Stated exercise: Filter the entries below, keeping every line that has the word "ylabel".

Data entries:
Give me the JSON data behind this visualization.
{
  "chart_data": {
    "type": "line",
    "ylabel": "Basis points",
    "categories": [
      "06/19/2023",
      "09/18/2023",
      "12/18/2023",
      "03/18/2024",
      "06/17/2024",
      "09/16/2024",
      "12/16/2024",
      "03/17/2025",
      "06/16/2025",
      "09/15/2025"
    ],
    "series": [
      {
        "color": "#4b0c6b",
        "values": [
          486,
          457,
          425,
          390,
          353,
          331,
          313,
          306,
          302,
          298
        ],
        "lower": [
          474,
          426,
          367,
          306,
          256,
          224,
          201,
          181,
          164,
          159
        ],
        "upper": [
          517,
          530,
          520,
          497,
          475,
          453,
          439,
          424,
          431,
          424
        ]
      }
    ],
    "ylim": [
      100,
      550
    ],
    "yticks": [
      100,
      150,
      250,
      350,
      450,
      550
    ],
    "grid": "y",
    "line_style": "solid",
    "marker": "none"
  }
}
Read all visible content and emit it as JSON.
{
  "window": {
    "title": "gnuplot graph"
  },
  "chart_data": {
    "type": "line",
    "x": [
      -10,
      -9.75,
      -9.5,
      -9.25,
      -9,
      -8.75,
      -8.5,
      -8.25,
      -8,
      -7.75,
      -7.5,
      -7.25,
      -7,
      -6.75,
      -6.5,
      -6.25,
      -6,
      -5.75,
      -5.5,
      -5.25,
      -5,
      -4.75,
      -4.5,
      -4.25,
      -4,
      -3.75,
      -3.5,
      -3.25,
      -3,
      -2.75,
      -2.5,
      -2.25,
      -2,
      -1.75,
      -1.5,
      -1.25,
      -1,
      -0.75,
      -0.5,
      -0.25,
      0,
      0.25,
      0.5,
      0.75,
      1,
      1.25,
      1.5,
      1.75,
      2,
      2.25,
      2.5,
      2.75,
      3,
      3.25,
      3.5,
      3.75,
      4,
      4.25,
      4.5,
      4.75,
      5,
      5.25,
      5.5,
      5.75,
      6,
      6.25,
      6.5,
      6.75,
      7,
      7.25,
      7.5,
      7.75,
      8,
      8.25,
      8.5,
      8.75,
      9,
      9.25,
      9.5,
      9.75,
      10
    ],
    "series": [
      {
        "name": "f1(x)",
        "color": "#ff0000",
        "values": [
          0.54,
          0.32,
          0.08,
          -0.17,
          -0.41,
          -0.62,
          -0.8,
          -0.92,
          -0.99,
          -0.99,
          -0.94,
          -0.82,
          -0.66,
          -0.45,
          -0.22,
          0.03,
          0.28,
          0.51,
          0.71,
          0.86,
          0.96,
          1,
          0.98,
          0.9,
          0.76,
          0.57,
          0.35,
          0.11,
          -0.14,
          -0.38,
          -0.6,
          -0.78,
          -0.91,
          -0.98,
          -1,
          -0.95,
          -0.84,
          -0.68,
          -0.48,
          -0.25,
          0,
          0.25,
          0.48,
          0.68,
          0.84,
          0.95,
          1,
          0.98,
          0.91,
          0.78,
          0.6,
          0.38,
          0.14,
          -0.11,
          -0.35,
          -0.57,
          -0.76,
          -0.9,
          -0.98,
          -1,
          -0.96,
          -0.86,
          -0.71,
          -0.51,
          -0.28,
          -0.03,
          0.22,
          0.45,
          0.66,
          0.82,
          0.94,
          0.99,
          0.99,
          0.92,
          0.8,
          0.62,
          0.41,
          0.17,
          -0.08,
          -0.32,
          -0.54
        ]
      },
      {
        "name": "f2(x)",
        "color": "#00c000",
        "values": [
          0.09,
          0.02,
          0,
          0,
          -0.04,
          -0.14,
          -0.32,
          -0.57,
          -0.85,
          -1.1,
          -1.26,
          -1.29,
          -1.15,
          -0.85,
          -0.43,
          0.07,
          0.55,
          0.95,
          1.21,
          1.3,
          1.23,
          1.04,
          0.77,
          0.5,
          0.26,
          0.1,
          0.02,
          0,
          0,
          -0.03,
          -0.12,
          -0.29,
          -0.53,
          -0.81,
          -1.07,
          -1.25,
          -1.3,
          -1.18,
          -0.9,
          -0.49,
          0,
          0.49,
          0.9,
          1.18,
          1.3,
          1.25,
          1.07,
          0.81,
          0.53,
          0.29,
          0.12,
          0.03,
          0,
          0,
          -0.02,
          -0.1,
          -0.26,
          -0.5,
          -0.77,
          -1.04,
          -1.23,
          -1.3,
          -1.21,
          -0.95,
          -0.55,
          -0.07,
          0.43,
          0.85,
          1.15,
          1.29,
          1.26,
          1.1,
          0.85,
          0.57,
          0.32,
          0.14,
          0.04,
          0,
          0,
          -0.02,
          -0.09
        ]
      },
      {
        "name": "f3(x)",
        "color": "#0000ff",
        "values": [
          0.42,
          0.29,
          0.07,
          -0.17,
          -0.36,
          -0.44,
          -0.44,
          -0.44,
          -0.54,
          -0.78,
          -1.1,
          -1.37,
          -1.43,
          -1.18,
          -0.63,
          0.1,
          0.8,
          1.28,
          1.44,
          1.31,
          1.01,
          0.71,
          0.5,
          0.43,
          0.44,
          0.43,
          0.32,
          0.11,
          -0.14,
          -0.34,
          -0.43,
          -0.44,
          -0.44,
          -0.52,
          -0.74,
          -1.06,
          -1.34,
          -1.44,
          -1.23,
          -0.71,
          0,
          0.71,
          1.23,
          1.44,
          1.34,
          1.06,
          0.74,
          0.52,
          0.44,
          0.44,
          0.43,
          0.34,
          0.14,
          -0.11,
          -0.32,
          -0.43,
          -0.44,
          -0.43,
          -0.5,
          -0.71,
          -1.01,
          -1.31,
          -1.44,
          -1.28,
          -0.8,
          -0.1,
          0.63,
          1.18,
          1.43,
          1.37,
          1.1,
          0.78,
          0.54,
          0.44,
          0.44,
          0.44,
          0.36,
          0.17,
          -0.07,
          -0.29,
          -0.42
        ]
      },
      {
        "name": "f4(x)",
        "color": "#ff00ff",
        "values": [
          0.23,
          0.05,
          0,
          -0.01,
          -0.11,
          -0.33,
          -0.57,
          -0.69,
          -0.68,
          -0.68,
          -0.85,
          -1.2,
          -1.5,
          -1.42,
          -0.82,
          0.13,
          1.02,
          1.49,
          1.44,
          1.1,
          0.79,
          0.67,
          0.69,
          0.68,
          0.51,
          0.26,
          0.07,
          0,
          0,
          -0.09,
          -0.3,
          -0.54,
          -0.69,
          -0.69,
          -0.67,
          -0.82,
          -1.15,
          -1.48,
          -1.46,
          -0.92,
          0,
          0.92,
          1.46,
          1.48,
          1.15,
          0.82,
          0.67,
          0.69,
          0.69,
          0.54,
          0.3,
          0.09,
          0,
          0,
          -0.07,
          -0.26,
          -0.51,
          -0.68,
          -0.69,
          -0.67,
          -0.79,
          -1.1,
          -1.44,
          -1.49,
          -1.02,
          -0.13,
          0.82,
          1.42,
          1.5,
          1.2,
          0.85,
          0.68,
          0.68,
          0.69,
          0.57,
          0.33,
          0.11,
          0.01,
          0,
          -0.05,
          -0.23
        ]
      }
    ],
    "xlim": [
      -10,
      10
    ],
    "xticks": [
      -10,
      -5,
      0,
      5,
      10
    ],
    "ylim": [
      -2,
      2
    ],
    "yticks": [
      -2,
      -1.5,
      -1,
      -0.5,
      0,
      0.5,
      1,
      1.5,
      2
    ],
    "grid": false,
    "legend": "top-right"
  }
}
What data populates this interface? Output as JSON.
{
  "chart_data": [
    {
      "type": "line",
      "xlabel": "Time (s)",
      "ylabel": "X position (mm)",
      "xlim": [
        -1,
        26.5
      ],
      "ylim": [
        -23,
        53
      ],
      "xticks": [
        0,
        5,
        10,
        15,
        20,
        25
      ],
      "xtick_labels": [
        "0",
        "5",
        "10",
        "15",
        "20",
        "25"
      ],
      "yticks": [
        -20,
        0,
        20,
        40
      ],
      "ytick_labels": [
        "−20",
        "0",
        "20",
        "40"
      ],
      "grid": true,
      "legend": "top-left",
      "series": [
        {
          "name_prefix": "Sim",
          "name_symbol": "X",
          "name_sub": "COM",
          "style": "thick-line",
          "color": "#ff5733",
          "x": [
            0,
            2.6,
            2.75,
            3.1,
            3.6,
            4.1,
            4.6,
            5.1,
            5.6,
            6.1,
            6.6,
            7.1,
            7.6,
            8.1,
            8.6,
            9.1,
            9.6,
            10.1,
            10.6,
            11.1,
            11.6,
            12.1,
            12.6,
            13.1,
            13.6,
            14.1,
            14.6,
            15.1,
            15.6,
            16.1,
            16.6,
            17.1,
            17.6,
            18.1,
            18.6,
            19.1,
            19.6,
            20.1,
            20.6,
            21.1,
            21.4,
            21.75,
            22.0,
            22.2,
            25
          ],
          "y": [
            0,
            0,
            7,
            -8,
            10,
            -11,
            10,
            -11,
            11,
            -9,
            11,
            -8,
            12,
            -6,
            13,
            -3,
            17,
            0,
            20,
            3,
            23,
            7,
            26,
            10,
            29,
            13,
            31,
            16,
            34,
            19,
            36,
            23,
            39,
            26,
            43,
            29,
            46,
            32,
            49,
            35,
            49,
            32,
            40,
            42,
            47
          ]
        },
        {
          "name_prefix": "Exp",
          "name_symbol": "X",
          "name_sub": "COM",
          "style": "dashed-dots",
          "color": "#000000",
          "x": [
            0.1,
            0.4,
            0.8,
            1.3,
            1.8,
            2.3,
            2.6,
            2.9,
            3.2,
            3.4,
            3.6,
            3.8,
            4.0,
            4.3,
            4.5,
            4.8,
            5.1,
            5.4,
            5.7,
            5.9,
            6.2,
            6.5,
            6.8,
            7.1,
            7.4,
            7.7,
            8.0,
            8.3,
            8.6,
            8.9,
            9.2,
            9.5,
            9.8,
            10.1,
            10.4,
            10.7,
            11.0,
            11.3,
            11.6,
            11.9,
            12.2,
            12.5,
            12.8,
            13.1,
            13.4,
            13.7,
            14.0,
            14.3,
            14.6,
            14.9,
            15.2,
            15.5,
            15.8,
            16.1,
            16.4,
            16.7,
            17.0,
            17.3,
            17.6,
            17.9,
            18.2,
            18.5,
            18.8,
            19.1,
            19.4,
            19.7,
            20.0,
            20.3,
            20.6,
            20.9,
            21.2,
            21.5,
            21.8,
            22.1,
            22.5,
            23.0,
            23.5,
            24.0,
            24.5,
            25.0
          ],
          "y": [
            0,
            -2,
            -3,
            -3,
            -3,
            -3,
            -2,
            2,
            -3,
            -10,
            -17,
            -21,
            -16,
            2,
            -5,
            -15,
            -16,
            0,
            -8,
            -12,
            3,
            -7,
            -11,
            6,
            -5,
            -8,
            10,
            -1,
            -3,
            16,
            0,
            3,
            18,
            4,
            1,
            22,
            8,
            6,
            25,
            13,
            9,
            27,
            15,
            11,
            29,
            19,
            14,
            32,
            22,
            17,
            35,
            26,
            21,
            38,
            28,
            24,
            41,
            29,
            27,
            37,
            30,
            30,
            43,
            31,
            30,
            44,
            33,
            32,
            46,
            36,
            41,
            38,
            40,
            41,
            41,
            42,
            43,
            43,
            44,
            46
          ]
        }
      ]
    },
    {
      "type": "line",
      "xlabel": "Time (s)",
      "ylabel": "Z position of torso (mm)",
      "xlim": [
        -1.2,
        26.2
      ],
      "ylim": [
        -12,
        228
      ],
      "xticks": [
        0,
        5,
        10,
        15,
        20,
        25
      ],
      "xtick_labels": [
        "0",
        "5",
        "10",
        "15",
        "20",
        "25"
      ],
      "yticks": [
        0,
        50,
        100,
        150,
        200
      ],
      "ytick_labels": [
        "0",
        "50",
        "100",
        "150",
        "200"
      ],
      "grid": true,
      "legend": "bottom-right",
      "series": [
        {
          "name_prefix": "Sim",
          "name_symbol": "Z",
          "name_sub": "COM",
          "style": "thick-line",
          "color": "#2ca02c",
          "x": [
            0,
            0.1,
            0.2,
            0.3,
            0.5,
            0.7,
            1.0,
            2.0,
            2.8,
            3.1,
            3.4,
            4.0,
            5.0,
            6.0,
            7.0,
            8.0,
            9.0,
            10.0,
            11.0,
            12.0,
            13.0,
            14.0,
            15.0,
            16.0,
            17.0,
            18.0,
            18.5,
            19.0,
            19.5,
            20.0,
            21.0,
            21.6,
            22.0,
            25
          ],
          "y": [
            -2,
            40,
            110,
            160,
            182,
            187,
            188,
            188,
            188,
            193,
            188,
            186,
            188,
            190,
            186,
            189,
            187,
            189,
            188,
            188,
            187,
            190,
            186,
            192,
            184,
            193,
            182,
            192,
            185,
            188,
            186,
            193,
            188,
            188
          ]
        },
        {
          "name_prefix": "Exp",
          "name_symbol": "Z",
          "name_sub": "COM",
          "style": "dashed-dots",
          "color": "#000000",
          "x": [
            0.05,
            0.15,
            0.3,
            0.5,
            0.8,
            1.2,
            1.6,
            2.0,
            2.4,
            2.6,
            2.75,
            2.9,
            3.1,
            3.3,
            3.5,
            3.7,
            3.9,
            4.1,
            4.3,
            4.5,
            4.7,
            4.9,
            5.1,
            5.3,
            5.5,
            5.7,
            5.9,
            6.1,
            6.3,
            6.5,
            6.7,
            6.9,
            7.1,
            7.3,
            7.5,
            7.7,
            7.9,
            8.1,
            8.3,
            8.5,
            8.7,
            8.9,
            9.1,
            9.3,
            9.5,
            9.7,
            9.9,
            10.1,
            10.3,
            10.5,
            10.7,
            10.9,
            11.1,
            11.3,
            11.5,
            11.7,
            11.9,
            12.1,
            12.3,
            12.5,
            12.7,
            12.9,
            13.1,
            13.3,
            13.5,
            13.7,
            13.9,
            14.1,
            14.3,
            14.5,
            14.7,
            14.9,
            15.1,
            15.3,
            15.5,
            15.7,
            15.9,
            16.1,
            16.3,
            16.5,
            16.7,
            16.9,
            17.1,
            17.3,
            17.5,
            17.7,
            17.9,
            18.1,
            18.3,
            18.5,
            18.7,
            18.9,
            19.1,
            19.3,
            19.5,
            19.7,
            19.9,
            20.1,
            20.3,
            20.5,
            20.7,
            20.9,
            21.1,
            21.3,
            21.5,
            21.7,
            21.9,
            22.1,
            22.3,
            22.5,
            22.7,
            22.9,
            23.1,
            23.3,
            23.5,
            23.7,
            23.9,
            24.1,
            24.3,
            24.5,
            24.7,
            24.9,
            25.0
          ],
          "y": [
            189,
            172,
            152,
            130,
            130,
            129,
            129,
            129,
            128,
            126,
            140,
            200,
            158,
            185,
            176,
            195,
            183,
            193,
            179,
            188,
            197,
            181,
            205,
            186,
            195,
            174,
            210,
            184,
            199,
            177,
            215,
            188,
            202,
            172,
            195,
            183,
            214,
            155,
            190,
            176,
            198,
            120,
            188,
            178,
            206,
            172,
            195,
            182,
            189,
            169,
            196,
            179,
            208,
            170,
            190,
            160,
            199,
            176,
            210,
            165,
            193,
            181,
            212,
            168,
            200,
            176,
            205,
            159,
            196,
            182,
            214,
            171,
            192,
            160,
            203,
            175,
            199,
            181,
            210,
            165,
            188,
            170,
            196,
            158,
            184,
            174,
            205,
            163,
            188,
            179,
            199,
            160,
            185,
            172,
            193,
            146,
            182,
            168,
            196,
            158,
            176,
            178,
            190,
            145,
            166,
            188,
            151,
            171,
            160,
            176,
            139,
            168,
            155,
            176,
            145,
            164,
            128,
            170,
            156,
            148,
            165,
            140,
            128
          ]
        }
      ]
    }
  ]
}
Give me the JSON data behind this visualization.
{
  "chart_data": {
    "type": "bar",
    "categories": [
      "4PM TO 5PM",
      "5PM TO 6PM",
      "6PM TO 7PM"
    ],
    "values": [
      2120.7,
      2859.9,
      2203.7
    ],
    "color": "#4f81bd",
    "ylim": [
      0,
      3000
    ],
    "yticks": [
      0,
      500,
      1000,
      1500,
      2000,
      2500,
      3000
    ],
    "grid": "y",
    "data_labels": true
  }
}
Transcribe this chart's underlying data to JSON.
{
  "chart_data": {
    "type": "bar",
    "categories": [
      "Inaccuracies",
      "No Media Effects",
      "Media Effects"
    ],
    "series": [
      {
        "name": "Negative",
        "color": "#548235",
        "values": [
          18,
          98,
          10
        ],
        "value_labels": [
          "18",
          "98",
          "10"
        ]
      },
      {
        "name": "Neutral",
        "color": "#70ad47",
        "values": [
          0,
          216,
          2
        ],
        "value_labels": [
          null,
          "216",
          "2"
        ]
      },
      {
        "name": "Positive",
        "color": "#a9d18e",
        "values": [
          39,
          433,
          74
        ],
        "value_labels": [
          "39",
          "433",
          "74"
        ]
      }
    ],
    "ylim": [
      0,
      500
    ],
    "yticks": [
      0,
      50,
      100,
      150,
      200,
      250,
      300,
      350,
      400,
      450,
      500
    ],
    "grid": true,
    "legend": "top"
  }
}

Complete answer:
    "ylabel": "Basis points",
      "ylabel": "X position (mm)",
      "ylabel": "Z position of torso (mm)",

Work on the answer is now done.